» The problem
State the number of lines that hold the string "color", with nothing added.

======== Excerpted records

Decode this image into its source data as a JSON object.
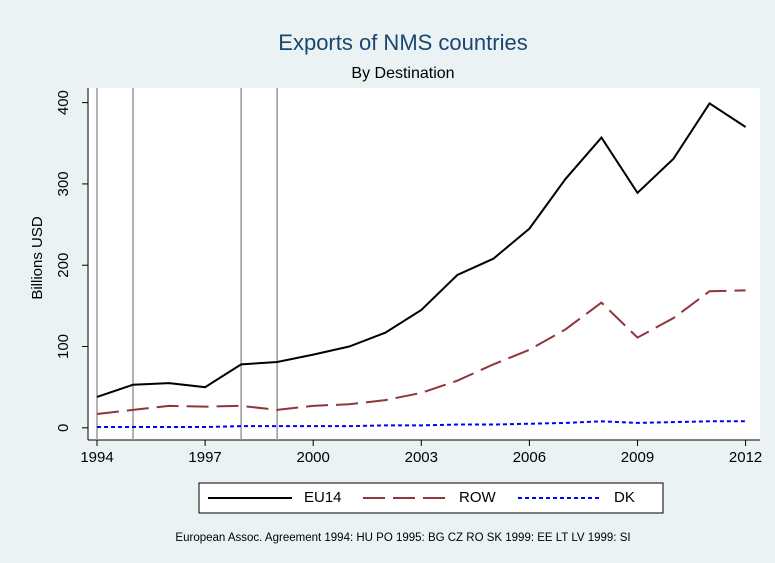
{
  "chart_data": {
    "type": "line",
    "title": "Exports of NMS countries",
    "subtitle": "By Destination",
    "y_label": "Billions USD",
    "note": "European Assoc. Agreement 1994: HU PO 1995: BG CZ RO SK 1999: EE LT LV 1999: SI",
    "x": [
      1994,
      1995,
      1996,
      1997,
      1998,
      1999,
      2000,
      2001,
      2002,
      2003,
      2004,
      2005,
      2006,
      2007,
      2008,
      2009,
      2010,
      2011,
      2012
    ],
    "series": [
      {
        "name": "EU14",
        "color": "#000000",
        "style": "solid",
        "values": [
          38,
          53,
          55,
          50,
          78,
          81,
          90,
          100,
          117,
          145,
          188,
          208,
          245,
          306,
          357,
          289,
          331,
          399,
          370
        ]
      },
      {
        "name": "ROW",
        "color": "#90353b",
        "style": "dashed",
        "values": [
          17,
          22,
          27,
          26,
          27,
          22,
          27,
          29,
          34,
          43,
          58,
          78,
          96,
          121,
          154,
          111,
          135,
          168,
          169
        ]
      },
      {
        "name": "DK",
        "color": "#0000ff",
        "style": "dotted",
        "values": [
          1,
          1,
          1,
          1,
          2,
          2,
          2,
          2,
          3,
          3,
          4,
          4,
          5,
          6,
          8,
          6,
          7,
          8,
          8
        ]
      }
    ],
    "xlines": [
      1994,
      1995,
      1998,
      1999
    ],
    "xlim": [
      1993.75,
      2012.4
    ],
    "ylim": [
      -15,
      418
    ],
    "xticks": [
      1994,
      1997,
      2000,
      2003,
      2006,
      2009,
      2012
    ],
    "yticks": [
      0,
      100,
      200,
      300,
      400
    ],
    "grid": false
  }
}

================
======== Excerpted records

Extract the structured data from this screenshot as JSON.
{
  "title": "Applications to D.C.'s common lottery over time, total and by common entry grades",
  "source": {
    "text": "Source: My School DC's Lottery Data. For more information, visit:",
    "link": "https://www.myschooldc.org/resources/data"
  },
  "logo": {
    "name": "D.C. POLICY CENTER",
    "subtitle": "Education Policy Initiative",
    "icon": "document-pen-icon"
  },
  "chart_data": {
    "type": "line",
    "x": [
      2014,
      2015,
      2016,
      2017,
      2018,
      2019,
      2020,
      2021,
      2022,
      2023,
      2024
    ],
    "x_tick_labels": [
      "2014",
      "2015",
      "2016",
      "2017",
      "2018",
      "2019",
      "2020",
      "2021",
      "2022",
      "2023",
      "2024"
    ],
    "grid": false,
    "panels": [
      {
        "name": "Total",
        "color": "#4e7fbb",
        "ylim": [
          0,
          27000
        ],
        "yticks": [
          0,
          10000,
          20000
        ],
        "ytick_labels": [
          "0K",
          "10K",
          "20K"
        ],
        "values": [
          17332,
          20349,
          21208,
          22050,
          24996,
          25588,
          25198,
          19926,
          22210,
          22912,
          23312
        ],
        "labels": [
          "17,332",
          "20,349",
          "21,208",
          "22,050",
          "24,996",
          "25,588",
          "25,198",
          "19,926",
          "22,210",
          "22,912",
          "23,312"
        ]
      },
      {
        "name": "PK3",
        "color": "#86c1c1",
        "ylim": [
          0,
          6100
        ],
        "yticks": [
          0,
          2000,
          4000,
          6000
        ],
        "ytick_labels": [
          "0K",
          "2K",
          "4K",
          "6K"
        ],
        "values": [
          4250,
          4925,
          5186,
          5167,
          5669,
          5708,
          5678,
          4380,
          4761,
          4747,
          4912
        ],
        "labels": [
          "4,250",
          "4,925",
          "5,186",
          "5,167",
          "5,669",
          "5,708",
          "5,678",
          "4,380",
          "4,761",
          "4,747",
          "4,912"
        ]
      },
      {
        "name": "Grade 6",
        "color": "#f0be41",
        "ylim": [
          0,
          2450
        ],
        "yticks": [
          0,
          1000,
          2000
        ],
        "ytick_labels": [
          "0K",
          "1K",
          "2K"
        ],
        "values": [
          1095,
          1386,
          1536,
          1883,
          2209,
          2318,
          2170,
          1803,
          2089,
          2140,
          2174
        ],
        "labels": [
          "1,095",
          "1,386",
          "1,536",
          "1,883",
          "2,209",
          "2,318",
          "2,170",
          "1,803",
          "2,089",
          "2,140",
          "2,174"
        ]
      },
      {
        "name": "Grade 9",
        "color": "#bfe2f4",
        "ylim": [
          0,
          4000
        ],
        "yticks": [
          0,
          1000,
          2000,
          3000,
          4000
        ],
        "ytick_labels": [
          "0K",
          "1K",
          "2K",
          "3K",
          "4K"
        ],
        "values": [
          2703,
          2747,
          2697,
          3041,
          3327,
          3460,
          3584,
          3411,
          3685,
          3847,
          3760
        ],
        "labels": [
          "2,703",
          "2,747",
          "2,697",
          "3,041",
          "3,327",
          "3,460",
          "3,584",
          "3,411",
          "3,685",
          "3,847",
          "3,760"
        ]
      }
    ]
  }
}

================

» Exercise result
7